## [Stored items from a collection]
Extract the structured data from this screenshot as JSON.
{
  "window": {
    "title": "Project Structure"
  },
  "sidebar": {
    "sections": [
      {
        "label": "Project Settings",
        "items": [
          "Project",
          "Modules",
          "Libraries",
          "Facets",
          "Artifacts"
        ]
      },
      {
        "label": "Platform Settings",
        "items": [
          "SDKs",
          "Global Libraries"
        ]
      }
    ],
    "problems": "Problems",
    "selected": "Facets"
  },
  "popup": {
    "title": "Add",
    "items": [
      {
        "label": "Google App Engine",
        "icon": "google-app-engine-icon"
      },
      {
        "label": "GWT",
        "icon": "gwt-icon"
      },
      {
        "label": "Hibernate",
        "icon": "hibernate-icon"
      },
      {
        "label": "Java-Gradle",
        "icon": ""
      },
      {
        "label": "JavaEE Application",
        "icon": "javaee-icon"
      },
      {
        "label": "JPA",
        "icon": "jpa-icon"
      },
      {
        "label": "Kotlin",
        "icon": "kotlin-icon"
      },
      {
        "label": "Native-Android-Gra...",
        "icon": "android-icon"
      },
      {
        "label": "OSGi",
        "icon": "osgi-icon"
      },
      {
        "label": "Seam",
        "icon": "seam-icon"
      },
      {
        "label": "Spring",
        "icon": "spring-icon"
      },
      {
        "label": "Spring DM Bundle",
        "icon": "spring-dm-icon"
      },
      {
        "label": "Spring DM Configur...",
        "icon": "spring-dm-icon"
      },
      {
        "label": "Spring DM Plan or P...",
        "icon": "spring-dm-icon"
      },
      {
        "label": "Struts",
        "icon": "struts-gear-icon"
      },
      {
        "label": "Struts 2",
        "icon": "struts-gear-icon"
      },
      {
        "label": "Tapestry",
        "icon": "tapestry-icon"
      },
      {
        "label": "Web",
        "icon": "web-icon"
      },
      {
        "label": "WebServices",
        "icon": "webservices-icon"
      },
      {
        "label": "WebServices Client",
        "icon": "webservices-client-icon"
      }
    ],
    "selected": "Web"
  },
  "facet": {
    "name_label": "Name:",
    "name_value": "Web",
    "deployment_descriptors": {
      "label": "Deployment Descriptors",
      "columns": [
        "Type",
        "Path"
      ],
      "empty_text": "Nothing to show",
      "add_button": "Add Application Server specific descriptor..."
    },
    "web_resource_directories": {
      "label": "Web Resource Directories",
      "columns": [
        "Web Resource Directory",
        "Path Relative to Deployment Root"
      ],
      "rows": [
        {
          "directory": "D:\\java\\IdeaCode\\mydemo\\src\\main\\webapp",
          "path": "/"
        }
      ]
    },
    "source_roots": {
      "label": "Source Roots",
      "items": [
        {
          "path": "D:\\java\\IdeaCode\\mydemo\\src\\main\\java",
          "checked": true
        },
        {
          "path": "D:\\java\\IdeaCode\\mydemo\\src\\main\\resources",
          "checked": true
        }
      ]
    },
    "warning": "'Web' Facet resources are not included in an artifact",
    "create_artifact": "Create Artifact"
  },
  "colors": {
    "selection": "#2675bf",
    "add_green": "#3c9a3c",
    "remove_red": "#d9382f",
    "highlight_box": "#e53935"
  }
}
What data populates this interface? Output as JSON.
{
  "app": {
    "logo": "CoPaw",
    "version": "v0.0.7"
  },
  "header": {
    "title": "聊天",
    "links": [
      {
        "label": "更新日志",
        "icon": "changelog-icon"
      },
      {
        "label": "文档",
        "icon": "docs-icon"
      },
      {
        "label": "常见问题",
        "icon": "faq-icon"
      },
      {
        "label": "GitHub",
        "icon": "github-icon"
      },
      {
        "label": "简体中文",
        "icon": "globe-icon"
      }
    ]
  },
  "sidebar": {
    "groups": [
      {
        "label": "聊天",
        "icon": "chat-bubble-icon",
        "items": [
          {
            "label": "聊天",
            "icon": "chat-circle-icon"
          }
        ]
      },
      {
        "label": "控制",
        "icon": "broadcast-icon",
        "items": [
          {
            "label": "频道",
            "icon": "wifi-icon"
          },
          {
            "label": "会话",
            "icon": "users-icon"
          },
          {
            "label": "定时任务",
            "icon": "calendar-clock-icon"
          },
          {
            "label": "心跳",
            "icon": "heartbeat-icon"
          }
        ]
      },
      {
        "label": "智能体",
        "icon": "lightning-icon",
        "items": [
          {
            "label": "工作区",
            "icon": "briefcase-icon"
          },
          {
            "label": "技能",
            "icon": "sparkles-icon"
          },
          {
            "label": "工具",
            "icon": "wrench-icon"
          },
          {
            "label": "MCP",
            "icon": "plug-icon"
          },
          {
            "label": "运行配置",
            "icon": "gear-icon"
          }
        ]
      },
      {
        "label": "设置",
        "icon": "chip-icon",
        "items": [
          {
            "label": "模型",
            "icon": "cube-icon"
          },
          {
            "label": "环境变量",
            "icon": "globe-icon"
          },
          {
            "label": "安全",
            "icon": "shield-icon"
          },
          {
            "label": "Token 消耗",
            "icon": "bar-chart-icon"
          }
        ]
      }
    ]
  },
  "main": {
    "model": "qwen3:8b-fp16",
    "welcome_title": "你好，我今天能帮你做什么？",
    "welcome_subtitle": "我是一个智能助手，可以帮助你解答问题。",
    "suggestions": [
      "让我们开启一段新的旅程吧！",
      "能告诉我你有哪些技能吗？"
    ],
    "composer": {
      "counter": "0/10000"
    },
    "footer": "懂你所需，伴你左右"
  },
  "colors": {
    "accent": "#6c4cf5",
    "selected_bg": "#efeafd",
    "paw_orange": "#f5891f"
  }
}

## [TASK STATEMENT]
Take the lines above and print them exactly.

## [COMPLETED EXERCISE]
Extract the structured data from this screenshot as JSON.
{
  "window": {
    "title": "Project Structure"
  },
  "sidebar": {
    "sections": [
      {
        "label": "Project Settings",
        "items": [
          "Project",
          "Modules",
          "Libraries",
          "Facets",
          "Artifacts"
        ]
      },
      {
        "label": "Platform Settings",
        "items": [
          "SDKs",
          "Global Libraries"
        ]
      }
    ],
    "problems": "Problems",
    "selected": "Facets"
  },
  "popup": {
    "title": "Add",
    "items": [
      {
        "label": "Google App Engine",
        "icon": "google-app-engine-icon"
      },
      {
        "label": "GWT",
        "icon": "gwt-icon"
      },
      {
        "label": "Hibernate",
        "icon": "hibernate-icon"
      },
      {
        "label": "Java-Gradle",
        "icon": ""
      },
      {
        "label": "JavaEE Application",
        "icon": "javaee-icon"
      },
      {
        "label": "JPA",
        "icon": "jpa-icon"
      },
      {
        "label": "Kotlin",
        "icon": "kotlin-icon"
      },
      {
        "label": "Native-Android-Gra...",
        "icon": "android-icon"
      },
      {
        "label": "OSGi",
        "icon": "osgi-icon"
      },
      {
        "label": "Seam",
        "icon": "seam-icon"
      },
      {
        "label": "Spring",
        "icon": "spring-icon"
      },
      {
        "label": "Spring DM Bundle",
        "icon": "spring-dm-icon"
      },
      {
        "label": "Spring DM Configur...",
        "icon": "spring-dm-icon"
      },
      {
        "label": "Spring DM Plan or P...",
        "icon": "spring-dm-icon"
      },
      {
        "label": "Struts",
        "icon": "struts-gear-icon"
      },
      {
        "label": "Struts 2",
        "icon": "struts-gear-icon"
      },
      {
        "label": "Tapestry",
        "icon": "tapestry-icon"
      },
      {
        "label": "Web",
        "icon": "web-icon"
      },
      {
        "label": "WebServices",
        "icon": "webservices-icon"
      },
      {
        "label": "WebServices Client",
        "icon": "webservices-client-icon"
      }
    ],
    "selected": "Web"
  },
  "facet": {
    "name_label": "Name:",
    "name_value": "Web",
    "deployment_descriptors": {
      "label": "Deployment Descriptors",
      "columns": [
        "Type",
        "Path"
      ],
      "empty_text": "Nothing to show",
      "add_button": "Add Application Server specific descriptor..."
    },
    "web_resource_directories": {
      "label": "Web Resource Directories",
      "columns": [
        "Web Resource Directory",
        "Path Relative to Deployment Root"
      ],
      "rows": [
        {
          "directory": "D:\\java\\IdeaCode\\mydemo\\src\\main\\webapp",
          "path": "/"
        }
      ]
    },
    "source_roots": {
      "label": "Source Roots",
      "items": [
        {
          "path": "D:\\java\\IdeaCode\\mydemo\\src\\main\\java",
          "checked": true
        },
        {
          "path": "D:\\java\\IdeaCode\\mydemo\\src\\main\\resources",
          "checked": true
        }
      ]
    },
    "warning": "'Web' Facet resources are not included in an artifact",
    "create_artifact": "Create Artifact"
  },
  "colors": {
    "selection": "#2675bf",
    "add_green": "#3c9a3c",
    "remove_red": "#d9382f",
    "highlight_box": "#e53935"
  }
}
What data populates this interface? Output as JSON.
{
  "app": {
    "logo": "CoPaw",
    "version": "v0.0.7"
  },
  "header": {
    "title": "聊天",
    "links": [
      {
        "label": "更新日志",
        "icon": "changelog-icon"
      },
      {
        "label": "文档",
        "icon": "docs-icon"
      },
      {
        "label": "常见问题",
        "icon": "faq-icon"
      },
      {
        "label": "GitHub",
        "icon": "github-icon"
      },
      {
        "label": "简体中文",
        "icon": "globe-icon"
      }
    ]
  },
  "sidebar": {
    "groups": [
      {
        "label": "聊天",
        "icon": "chat-bubble-icon",
        "items": [
          {
            "label": "聊天",
            "icon": "chat-circle-icon"
          }
        ]
      },
      {
        "label": "控制",
        "icon": "broadcast-icon",
        "items": [
          {
            "label": "频道",
            "icon": "wifi-icon"
          },
          {
            "label": "会话",
            "icon": "users-icon"
          },
          {
            "label": "定时任务",
            "icon": "calendar-clock-icon"
          },
          {
            "label": "心跳",
            "icon": "heartbeat-icon"
          }
        ]
      },
      {
        "label": "智能体",
        "icon": "lightning-icon",
        "items": [
          {
            "label": "工作区",
            "icon": "briefcase-icon"
          },
          {
            "label": "技能",
            "icon": "sparkles-icon"
          },
          {
            "label": "工具",
            "icon": "wrench-icon"
          },
          {
            "label": "MCP",
            "icon": "plug-icon"
          },
          {
            "label": "运行配置",
            "icon": "gear-icon"
          }
        ]
      },
      {
        "label": "设置",
        "icon": "chip-icon",
        "items": [
          {
            "label": "模型",
            "icon": "cube-icon"
          },
          {
            "label": "环境变量",
            "icon": "globe-icon"
          },
          {
            "label": "安全",
            "icon": "shield-icon"
          },
          {
            "label": "Token 消耗",
            "icon": "bar-chart-icon"
          }
        ]
      }
    ]
  },
  "main": {
    "model": "qwen3:8b-fp16",
    "welcome_title": "你好，我今天能帮你做什么？",
    "welcome_subtitle": "我是一个智能助手，可以帮助你解答问题。",
    "suggestions": [
      "让我们开启一段新的旅程吧！",
      "能告诉我你有哪些技能吗？"
    ],
    "composer": {
      "counter": "0/10000"
    },
    "footer": "懂你所需，伴你左右"
  },
  "colors": {
    "accent": "#6c4cf5",
    "selected_bg": "#efeafd",
    "paw_orange": "#f5891f"
  }
}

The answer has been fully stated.